EXERCISE GOAL:
Count how many lines in this material contain "salt". The answer is that number alone.

RECORDS SHOWN:

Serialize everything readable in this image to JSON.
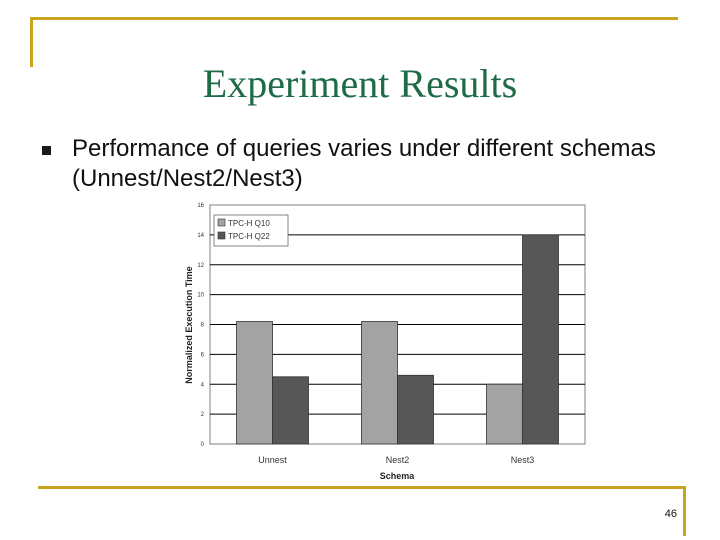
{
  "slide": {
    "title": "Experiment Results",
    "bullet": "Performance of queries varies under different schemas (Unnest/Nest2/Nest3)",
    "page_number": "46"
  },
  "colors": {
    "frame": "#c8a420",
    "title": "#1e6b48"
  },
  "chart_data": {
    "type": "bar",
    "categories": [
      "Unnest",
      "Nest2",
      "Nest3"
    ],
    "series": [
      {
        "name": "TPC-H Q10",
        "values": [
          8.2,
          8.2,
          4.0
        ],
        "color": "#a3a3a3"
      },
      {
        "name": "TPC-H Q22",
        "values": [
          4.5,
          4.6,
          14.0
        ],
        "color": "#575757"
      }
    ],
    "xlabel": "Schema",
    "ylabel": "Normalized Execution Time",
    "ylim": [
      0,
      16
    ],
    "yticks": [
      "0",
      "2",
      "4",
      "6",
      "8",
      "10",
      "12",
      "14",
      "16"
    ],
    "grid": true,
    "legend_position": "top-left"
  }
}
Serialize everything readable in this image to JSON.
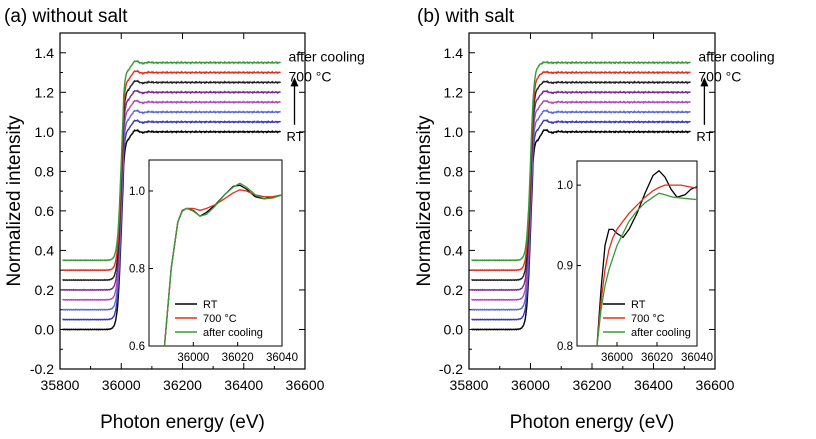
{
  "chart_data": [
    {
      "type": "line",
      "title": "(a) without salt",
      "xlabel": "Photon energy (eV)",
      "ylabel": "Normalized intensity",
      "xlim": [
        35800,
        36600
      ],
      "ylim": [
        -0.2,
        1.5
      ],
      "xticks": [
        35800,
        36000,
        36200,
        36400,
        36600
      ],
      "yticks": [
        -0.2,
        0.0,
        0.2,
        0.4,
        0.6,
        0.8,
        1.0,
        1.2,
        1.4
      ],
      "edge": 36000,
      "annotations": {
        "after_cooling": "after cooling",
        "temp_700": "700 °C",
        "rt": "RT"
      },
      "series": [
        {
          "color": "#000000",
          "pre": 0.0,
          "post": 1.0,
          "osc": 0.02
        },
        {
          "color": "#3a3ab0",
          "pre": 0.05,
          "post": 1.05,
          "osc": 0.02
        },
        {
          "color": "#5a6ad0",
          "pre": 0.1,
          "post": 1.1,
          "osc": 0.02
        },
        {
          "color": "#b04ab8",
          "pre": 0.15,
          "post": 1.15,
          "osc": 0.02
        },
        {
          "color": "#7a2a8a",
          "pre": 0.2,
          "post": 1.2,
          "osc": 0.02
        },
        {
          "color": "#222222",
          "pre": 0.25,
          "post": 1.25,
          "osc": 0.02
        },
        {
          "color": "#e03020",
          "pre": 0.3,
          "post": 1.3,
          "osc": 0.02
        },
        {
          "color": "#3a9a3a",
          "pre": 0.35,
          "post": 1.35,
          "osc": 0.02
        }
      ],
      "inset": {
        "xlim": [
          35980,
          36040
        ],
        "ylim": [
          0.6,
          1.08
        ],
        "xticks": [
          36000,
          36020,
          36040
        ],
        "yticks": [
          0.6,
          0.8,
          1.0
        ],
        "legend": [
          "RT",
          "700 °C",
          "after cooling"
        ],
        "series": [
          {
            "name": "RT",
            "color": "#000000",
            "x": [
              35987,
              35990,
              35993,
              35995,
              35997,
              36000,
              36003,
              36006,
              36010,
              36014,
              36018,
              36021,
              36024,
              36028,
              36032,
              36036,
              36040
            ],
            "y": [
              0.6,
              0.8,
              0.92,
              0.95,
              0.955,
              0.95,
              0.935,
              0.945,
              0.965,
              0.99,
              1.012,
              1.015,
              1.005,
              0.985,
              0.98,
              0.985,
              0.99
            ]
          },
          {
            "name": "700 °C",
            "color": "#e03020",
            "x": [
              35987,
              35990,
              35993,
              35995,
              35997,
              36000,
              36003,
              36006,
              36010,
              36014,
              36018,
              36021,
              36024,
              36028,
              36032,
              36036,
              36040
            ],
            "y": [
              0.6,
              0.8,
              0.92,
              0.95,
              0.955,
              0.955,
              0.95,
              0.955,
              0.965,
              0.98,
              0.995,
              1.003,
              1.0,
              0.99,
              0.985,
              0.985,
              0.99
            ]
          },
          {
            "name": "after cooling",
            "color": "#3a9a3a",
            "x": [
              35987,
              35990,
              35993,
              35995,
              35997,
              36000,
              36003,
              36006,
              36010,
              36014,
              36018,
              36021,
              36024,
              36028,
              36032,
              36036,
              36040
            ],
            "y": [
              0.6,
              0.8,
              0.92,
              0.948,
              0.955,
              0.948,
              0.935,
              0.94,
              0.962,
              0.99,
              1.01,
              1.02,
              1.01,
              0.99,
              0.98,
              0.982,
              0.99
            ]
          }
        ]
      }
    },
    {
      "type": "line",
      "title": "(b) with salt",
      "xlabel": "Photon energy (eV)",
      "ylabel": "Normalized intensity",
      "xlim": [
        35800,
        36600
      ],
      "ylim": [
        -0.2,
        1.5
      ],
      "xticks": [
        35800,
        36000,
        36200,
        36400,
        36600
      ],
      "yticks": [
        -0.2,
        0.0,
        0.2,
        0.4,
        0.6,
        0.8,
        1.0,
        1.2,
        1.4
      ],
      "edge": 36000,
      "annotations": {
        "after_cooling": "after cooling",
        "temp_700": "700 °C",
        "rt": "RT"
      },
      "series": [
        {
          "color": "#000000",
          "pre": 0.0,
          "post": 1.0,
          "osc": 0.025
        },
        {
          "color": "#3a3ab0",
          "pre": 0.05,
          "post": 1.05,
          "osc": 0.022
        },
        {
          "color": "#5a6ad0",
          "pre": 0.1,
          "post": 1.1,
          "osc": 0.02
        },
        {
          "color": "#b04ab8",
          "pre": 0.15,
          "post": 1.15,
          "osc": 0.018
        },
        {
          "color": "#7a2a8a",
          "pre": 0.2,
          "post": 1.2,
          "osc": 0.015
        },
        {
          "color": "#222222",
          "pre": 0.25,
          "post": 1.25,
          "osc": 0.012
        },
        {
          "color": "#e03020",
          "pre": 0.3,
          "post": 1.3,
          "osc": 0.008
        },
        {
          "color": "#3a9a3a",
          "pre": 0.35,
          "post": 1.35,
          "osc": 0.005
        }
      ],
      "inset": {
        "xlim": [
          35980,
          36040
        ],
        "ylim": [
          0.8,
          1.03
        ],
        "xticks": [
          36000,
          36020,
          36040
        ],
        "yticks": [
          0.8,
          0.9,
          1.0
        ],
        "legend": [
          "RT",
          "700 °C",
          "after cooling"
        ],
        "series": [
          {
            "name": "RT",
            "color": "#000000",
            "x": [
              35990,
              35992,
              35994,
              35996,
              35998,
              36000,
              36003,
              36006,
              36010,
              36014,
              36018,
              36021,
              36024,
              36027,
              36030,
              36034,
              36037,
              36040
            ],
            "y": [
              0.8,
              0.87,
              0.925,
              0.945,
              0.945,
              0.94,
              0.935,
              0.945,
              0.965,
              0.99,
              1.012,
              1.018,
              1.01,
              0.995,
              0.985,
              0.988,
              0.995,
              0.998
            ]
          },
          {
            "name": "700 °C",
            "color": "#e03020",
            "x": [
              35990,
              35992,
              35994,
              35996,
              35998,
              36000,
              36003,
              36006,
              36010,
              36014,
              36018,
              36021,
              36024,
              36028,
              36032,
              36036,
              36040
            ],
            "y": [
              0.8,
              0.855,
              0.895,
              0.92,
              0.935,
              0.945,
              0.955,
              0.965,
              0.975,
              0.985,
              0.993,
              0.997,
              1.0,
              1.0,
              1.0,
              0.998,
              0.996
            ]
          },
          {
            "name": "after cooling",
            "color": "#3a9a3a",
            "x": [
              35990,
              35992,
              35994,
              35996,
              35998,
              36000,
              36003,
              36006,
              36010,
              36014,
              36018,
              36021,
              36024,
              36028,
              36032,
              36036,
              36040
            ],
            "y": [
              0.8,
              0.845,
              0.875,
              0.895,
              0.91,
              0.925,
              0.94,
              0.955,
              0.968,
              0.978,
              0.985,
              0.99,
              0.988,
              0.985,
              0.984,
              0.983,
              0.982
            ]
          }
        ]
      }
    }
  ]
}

SOLUTION FOR THIS TASK:
2